**Exercise directions**
Extract all data as written.

**Task material**

• • •

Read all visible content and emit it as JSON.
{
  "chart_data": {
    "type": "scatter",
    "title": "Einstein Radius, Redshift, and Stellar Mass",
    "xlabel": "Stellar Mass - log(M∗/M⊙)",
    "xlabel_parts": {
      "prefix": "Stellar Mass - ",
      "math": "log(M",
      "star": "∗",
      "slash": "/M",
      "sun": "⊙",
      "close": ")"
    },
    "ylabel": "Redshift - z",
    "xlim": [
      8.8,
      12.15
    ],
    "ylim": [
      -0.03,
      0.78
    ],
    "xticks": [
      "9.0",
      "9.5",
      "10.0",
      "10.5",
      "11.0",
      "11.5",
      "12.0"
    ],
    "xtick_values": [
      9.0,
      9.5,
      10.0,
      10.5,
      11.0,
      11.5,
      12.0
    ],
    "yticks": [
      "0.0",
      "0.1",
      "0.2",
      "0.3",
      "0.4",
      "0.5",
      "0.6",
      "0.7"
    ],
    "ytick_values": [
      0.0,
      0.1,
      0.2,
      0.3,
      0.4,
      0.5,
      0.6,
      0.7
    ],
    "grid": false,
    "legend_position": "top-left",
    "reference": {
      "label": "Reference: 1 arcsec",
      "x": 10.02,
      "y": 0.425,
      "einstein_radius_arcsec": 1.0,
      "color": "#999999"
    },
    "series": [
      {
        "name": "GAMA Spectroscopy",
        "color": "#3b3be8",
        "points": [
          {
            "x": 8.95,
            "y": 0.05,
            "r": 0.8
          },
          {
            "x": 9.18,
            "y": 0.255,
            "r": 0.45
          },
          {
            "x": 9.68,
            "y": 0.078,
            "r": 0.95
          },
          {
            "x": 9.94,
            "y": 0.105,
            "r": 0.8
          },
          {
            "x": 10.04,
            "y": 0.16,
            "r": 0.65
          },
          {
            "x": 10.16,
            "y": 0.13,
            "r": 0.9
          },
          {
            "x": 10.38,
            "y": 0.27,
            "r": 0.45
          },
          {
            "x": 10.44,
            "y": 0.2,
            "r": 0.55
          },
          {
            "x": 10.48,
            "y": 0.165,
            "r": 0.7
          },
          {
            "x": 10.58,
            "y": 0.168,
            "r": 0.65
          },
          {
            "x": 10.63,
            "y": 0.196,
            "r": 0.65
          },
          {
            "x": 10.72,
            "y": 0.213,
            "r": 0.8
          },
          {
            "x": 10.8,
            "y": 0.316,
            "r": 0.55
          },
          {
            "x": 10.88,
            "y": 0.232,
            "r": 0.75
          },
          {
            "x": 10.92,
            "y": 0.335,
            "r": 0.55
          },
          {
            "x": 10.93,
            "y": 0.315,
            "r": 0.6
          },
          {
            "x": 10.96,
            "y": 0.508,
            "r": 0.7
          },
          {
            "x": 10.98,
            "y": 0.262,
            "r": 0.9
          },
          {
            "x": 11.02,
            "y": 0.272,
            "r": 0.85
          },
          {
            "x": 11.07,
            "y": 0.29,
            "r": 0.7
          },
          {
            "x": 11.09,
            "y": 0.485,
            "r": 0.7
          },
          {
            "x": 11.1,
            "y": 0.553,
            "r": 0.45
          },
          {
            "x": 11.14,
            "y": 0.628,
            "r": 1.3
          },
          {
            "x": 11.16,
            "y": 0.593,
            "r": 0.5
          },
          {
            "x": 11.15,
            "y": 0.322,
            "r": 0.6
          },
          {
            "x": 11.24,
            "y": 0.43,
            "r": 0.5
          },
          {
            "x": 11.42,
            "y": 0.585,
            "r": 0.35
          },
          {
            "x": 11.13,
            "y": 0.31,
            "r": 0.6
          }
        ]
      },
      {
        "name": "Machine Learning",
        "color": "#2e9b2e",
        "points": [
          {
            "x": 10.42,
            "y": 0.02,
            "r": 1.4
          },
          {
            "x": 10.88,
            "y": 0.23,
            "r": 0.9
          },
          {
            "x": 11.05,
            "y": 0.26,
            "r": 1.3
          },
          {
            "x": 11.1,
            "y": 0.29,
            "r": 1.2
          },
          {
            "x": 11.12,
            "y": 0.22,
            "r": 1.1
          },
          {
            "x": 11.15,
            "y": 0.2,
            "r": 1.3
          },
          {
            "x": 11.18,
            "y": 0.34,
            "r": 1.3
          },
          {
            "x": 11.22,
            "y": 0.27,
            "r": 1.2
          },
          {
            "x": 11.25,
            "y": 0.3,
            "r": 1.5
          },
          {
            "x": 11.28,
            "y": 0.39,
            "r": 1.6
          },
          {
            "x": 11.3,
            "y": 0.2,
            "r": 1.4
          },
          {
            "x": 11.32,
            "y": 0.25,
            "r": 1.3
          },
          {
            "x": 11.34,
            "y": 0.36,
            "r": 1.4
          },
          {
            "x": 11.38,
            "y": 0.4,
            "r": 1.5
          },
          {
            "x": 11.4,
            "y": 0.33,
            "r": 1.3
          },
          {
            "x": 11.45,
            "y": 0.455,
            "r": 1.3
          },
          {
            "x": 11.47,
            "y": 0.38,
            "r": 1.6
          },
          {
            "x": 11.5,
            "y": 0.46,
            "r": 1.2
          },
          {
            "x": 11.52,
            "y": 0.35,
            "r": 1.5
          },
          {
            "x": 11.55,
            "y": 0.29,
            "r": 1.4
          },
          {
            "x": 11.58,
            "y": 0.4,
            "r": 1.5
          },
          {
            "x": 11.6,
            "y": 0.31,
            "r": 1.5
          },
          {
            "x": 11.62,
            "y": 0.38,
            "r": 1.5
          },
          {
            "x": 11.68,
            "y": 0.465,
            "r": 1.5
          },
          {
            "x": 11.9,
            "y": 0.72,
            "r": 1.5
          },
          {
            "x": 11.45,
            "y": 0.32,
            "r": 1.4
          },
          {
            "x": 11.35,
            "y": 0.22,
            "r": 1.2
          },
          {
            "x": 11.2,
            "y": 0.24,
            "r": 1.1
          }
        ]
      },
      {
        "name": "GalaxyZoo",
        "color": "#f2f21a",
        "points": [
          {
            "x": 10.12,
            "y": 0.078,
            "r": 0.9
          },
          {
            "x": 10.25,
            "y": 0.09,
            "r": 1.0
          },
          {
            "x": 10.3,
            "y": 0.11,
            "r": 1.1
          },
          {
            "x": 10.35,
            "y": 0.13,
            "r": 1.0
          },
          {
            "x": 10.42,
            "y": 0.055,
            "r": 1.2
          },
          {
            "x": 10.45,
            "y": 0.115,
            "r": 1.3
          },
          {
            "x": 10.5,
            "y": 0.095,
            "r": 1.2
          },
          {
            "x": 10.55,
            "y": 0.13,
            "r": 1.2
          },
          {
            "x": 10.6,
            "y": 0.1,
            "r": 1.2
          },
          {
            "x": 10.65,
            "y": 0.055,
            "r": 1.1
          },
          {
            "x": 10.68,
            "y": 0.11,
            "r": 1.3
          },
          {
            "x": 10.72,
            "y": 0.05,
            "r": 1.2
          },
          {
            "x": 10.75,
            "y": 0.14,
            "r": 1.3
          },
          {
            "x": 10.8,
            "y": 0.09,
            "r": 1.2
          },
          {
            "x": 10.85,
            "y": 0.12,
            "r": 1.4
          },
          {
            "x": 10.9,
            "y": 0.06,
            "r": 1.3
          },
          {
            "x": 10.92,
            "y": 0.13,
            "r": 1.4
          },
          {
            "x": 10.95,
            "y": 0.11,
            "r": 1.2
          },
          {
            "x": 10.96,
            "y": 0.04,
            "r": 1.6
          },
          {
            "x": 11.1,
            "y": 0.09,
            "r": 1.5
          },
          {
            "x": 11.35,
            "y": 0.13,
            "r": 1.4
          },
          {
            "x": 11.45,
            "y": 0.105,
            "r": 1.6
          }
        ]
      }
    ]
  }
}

• • •

**Solved exercise**
Read all visible content and emit it as JSON.
{
  "chart_data": {
    "type": "scatter",
    "title": "Einstein Radius, Redshift, and Stellar Mass",
    "xlabel": "Stellar Mass - log(M∗/M⊙)",
    "xlabel_parts": {
      "prefix": "Stellar Mass - ",
      "math": "log(M",
      "star": "∗",
      "slash": "/M",
      "sun": "⊙",
      "close": ")"
    },
    "ylabel": "Redshift - z",
    "xlim": [
      8.8,
      12.15
    ],
    "ylim": [
      -0.03,
      0.78
    ],
    "xticks": [
      "9.0",
      "9.5",
      "10.0",
      "10.5",
      "11.0",
      "11.5",
      "12.0"
    ],
    "xtick_values": [
      9.0,
      9.5,
      10.0,
      10.5,
      11.0,
      11.5,
      12.0
    ],
    "yticks": [
      "0.0",
      "0.1",
      "0.2",
      "0.3",
      "0.4",
      "0.5",
      "0.6",
      "0.7"
    ],
    "ytick_values": [
      0.0,
      0.1,
      0.2,
      0.3,
      0.4,
      0.5,
      0.6,
      0.7
    ],
    "grid": false,
    "legend_position": "top-left",
    "reference": {
      "label": "Reference: 1 arcsec",
      "x": 10.02,
      "y": 0.425,
      "einstein_radius_arcsec": 1.0,
      "color": "#999999"
    },
    "series": [
      {
        "name": "GAMA Spectroscopy",
        "color": "#3b3be8",
        "points": [
          {
            "x": 8.95,
            "y": 0.05,
            "r": 0.8
          },
          {
            "x": 9.18,
            "y": 0.255,
            "r": 0.45
          },
          {
            "x": 9.68,
            "y": 0.078,
            "r": 0.95
          },
          {
            "x": 9.94,
            "y": 0.105,
            "r": 0.8
          },
          {
            "x": 10.04,
            "y": 0.16,
            "r": 0.65
          },
          {
            "x": 10.16,
            "y": 0.13,
            "r": 0.9
          },
          {
            "x": 10.38,
            "y": 0.27,
            "r": 0.45
          },
          {
            "x": 10.44,
            "y": 0.2,
            "r": 0.55
          },
          {
            "x": 10.48,
            "y": 0.165,
            "r": 0.7
          },
          {
            "x": 10.58,
            "y": 0.168,
            "r": 0.65
          },
          {
            "x": 10.63,
            "y": 0.196,
            "r": 0.65
          },
          {
            "x": 10.72,
            "y": 0.213,
            "r": 0.8
          },
          {
            "x": 10.8,
            "y": 0.316,
            "r": 0.55
          },
          {
            "x": 10.88,
            "y": 0.232,
            "r": 0.75
          },
          {
            "x": 10.92,
            "y": 0.335,
            "r": 0.55
          },
          {
            "x": 10.93,
            "y": 0.315,
            "r": 0.6
          },
          {
            "x": 10.96,
            "y": 0.508,
            "r": 0.7
          },
          {
            "x": 10.98,
            "y": 0.262,
            "r": 0.9
          },
          {
            "x": 11.02,
            "y": 0.272,
            "r": 0.85
          },
          {
            "x": 11.07,
            "y": 0.29,
            "r": 0.7
          },
          {
            "x": 11.09,
            "y": 0.485,
            "r": 0.7
          },
          {
            "x": 11.1,
            "y": 0.553,
            "r": 0.45
          },
          {
            "x": 11.14,
            "y": 0.628,
            "r": 1.3
          },
          {
            "x": 11.16,
            "y": 0.593,
            "r": 0.5
          },
          {
            "x": 11.15,
            "y": 0.322,
            "r": 0.6
          },
          {
            "x": 11.24,
            "y": 0.43,
            "r": 0.5
          },
          {
            "x": 11.42,
            "y": 0.585,
            "r": 0.35
          },
          {
            "x": 11.13,
            "y": 0.31,
            "r": 0.6
          }
        ]
      },
      {
        "name": "Machine Learning",
        "color": "#2e9b2e",
        "points": [
          {
            "x": 10.42,
            "y": 0.02,
            "r": 1.4
          },
          {
            "x": 10.88,
            "y": 0.23,
            "r": 0.9
          },
          {
            "x": 11.05,
            "y": 0.26,
            "r": 1.3
          },
          {
            "x": 11.1,
            "y": 0.29,
            "r": 1.2
          },
          {
            "x": 11.12,
            "y": 0.22,
            "r": 1.1
          },
          {
            "x": 11.15,
            "y": 0.2,
            "r": 1.3
          },
          {
            "x": 11.18,
            "y": 0.34,
            "r": 1.3
          },
          {
            "x": 11.22,
            "y": 0.27,
            "r": 1.2
          },
          {
            "x": 11.25,
            "y": 0.3,
            "r": 1.5
          },
          {
            "x": 11.28,
            "y": 0.39,
            "r": 1.6
          },
          {
            "x": 11.3,
            "y": 0.2,
            "r": 1.4
          },
          {
            "x": 11.32,
            "y": 0.25,
            "r": 1.3
          },
          {
            "x": 11.34,
            "y": 0.36,
            "r": 1.4
          },
          {
            "x": 11.38,
            "y": 0.4,
            "r": 1.5
          },
          {
            "x": 11.4,
            "y": 0.33,
            "r": 1.3
          },
          {
            "x": 11.45,
            "y": 0.455,
            "r": 1.3
          },
          {
            "x": 11.47,
            "y": 0.38,
            "r": 1.6
          },
          {
            "x": 11.5,
            "y": 0.46,
            "r": 1.2
          },
          {
            "x": 11.52,
            "y": 0.35,
            "r": 1.5
          },
          {
            "x": 11.55,
            "y": 0.29,
            "r": 1.4
          },
          {
            "x": 11.58,
            "y": 0.4,
            "r": 1.5
          },
          {
            "x": 11.6,
            "y": 0.31,
            "r": 1.5
          },
          {
            "x": 11.62,
            "y": 0.38,
            "r": 1.5
          },
          {
            "x": 11.68,
            "y": 0.465,
            "r": 1.5
          },
          {
            "x": 11.9,
            "y": 0.72,
            "r": 1.5
          },
          {
            "x": 11.45,
            "y": 0.32,
            "r": 1.4
          },
          {
            "x": 11.35,
            "y": 0.22,
            "r": 1.2
          },
          {
            "x": 11.2,
            "y": 0.24,
            "r": 1.1
          }
        ]
      },
      {
        "name": "GalaxyZoo",
        "color": "#f2f21a",
        "points": [
          {
            "x": 10.12,
            "y": 0.078,
            "r": 0.9
          },
          {
            "x": 10.25,
            "y": 0.09,
            "r": 1.0
          },
          {
            "x": 10.3,
            "y": 0.11,
            "r": 1.1
          },
          {
            "x": 10.35,
            "y": 0.13,
            "r": 1.0
          },
          {
            "x": 10.42,
            "y": 0.055,
            "r": 1.2
          },
          {
            "x": 10.45,
            "y": 0.115,
            "r": 1.3
          },
          {
            "x": 10.5,
            "y": 0.095,
            "r": 1.2
          },
          {
            "x": 10.55,
            "y": 0.13,
            "r": 1.2
          },
          {
            "x": 10.6,
            "y": 0.1,
            "r": 1.2
          },
          {
            "x": 10.65,
            "y": 0.055,
            "r": 1.1
          },
          {
            "x": 10.68,
            "y": 0.11,
            "r": 1.3
          },
          {
            "x": 10.72,
            "y": 0.05,
            "r": 1.2
          },
          {
            "x": 10.75,
            "y": 0.14,
            "r": 1.3
          },
          {
            "x": 10.8,
            "y": 0.09,
            "r": 1.2
          },
          {
            "x": 10.85,
            "y": 0.12,
            "r": 1.4
          },
          {
            "x": 10.9,
            "y": 0.06,
            "r": 1.3
          },
          {
            "x": 10.92,
            "y": 0.13,
            "r": 1.4
          },
          {
            "x": 10.95,
            "y": 0.11,
            "r": 1.2
          },
          {
            "x": 10.96,
            "y": 0.04,
            "r": 1.6
          },
          {
            "x": 11.1,
            "y": 0.09,
            "r": 1.5
          },
          {
            "x": 11.35,
            "y": 0.13,
            "r": 1.4
          },
          {
            "x": 11.45,
            "y": 0.105,
            "r": 1.6
          }
        ]
      }
    ]
  }
}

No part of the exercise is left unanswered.